START

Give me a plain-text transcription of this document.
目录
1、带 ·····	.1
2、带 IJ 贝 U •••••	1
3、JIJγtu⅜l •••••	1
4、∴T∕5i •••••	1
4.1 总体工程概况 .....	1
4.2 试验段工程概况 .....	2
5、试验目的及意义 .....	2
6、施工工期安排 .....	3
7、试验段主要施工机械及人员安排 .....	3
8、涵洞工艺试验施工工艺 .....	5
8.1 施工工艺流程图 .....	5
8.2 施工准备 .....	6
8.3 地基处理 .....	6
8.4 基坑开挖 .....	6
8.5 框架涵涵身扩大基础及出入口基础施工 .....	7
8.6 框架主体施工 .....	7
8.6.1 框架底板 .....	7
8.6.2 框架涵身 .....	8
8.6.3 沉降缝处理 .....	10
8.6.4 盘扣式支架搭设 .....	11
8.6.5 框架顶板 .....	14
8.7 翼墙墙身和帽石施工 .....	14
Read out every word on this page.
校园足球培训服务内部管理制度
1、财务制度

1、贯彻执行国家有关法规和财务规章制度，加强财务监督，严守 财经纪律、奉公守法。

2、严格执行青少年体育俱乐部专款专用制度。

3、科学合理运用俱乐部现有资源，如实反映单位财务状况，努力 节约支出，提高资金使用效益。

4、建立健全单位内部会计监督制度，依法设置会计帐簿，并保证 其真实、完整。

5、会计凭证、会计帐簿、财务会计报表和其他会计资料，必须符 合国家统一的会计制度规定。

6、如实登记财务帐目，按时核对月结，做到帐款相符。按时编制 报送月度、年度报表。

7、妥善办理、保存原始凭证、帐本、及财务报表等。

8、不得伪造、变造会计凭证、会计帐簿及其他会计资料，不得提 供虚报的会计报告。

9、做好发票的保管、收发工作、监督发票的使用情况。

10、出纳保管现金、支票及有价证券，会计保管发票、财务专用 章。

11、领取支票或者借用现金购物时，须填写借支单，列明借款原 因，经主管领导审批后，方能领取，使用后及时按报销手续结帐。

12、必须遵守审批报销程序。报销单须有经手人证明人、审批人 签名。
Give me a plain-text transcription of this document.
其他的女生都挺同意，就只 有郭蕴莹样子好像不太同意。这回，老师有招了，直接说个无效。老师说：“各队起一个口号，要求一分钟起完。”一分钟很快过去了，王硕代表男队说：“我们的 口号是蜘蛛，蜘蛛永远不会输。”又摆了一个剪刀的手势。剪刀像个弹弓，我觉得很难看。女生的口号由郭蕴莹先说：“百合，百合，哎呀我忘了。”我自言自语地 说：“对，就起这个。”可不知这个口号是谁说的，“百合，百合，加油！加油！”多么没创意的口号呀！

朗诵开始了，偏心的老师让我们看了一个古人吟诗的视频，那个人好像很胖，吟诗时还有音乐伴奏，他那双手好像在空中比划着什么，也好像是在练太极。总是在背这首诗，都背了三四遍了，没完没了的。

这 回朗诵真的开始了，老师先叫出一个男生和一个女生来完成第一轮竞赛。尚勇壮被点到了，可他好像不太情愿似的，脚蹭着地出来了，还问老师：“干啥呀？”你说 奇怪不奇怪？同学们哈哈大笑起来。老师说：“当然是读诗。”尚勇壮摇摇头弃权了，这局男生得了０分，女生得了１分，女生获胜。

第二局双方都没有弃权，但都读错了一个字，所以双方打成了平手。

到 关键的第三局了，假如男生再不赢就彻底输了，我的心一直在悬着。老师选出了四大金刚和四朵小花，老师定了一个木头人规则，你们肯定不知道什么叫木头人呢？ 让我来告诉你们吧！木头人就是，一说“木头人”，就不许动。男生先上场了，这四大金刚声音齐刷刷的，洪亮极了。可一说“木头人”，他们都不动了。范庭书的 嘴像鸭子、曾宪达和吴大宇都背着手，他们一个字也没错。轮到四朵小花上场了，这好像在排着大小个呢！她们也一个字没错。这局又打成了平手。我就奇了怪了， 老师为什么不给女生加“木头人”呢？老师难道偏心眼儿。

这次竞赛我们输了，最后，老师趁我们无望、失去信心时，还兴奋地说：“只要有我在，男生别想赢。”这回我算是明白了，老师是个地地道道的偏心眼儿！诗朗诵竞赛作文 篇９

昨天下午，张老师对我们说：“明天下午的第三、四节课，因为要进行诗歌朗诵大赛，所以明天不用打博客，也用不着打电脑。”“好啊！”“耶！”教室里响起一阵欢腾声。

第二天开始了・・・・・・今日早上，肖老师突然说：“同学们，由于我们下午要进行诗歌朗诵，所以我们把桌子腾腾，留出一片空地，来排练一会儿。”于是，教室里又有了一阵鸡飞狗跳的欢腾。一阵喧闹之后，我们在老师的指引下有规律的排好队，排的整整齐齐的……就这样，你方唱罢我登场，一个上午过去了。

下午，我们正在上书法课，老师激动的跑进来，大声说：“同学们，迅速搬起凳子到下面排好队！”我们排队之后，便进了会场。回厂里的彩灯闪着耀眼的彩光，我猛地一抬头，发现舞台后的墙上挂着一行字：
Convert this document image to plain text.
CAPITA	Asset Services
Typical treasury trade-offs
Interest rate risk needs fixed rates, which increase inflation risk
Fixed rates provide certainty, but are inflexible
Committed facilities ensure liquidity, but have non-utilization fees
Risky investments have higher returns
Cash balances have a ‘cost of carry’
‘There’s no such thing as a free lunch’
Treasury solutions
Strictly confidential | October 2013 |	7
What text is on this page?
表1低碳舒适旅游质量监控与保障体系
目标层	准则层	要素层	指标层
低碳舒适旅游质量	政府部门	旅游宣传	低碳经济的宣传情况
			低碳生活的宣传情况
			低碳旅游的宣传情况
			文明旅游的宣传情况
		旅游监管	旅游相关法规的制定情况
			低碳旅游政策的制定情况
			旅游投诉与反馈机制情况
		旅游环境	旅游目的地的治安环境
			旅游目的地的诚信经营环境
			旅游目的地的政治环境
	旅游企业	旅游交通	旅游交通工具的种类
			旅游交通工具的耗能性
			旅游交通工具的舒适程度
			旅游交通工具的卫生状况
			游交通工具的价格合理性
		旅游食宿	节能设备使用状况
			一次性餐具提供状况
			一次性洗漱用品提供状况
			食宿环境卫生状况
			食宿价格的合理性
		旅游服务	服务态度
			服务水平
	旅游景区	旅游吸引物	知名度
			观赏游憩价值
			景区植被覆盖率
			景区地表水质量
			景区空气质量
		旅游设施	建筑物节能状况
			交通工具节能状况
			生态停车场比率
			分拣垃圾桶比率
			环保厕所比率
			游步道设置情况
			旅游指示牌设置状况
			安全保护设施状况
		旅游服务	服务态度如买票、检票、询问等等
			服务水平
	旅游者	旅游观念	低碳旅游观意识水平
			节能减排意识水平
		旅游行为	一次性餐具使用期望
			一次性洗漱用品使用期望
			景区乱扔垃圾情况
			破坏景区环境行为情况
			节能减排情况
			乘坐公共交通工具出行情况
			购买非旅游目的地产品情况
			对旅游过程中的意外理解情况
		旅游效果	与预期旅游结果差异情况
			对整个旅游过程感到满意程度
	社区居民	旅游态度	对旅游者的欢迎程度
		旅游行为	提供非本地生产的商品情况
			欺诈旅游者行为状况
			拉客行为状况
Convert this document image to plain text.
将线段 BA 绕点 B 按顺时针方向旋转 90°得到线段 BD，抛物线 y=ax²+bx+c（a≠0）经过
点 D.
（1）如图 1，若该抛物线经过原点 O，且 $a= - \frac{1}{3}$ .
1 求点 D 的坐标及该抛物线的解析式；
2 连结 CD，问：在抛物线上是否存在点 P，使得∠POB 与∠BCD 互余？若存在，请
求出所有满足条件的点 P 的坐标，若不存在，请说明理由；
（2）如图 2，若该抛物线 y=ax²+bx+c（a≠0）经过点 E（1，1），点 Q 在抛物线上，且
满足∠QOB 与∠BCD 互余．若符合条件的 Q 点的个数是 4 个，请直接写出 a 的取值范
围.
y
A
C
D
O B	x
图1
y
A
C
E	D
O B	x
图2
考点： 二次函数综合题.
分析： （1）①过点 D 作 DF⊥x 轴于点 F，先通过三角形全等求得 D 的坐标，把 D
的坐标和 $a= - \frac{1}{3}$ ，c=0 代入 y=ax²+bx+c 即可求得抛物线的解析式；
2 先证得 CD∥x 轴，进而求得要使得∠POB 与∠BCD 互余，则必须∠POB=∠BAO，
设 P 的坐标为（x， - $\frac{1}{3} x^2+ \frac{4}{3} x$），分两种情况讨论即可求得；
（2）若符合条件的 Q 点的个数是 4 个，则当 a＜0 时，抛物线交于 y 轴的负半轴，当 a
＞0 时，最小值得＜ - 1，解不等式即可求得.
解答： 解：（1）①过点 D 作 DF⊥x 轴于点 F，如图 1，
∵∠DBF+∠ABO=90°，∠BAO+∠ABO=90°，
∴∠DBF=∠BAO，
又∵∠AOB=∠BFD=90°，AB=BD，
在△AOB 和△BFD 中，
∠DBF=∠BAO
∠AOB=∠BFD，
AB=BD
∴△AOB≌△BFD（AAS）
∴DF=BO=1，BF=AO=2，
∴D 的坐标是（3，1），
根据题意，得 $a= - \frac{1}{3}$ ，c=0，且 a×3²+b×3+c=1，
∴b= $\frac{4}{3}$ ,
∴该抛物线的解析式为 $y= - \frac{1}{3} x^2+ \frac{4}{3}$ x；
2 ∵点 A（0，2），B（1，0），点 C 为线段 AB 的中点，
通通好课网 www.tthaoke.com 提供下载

END

Aim of the exercise: Show all lines in the entries above where the word "rates" appears.

Answer to the task:
Interest rate risk needs fixed rates, which increase inflation risk
Fixed rates provide certainty, but are inflexible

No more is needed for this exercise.